Exercise directions: Check each line of the listing below for the string "icon", and copy the ones that have it.

════════════════════

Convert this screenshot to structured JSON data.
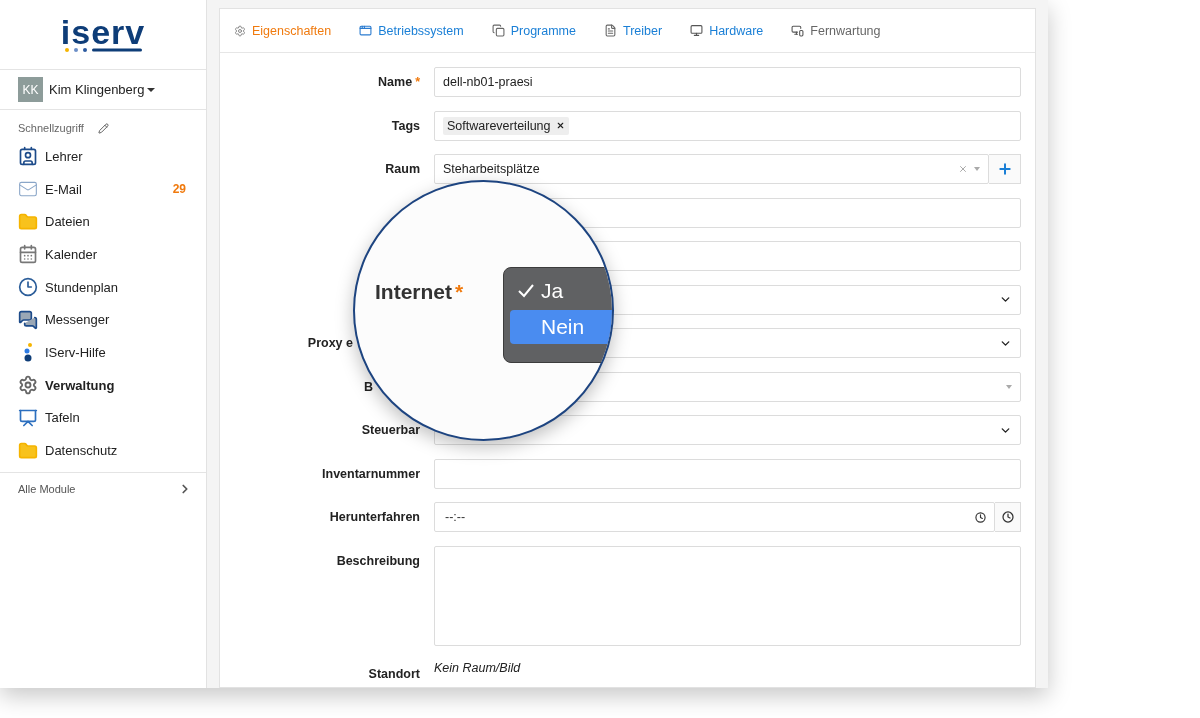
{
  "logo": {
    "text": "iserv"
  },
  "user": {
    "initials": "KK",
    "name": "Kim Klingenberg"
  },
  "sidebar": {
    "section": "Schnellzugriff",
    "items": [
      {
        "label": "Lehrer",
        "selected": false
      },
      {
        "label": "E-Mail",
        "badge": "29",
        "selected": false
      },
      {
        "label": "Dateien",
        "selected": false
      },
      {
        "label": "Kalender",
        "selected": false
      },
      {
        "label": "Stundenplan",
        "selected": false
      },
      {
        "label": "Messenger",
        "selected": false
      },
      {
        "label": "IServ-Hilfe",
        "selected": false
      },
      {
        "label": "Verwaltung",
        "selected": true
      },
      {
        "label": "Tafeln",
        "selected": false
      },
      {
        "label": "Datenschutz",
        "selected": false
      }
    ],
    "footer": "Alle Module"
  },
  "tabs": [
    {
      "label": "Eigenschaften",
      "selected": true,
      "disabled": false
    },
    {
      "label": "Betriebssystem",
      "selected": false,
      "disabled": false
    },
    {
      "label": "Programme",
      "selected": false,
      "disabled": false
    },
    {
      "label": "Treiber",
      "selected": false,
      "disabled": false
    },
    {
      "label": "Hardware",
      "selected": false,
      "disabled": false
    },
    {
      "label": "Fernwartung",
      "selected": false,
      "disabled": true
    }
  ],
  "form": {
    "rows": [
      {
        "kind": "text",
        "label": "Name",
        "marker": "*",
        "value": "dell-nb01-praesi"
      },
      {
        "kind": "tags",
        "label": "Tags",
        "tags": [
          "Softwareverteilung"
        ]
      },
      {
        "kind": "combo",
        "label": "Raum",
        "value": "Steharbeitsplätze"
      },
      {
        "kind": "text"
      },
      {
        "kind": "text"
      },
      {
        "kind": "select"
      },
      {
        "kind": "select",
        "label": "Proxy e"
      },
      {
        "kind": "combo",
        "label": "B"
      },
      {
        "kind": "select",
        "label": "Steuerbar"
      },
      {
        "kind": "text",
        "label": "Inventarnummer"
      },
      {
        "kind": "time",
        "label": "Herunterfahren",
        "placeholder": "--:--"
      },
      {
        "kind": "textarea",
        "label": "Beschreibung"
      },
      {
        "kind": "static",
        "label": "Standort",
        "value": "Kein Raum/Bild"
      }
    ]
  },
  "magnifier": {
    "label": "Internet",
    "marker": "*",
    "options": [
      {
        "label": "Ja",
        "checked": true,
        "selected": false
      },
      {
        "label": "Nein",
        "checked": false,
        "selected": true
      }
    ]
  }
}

════════════════════

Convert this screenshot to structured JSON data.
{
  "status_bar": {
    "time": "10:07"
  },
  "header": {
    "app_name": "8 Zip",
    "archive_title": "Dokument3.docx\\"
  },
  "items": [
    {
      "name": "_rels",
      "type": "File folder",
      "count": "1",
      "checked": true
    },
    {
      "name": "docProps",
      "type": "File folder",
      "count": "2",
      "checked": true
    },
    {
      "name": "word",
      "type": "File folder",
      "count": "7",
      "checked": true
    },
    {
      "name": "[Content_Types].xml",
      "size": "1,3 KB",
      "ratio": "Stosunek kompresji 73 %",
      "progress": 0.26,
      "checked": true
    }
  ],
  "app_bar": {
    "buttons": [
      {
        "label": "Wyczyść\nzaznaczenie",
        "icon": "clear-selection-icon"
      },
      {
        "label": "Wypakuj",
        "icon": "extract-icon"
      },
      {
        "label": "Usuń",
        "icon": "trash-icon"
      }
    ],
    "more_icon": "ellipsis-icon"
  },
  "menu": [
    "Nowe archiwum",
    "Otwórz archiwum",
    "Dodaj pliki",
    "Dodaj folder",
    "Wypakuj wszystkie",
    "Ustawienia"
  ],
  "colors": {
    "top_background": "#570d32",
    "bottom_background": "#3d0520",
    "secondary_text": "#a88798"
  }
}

════════════════════

The answer:
        "icon": "clear-selection-icon"
        "icon": "extract-icon"
        "icon": "trash-icon"
    "more_icon": "ellipsis-icon"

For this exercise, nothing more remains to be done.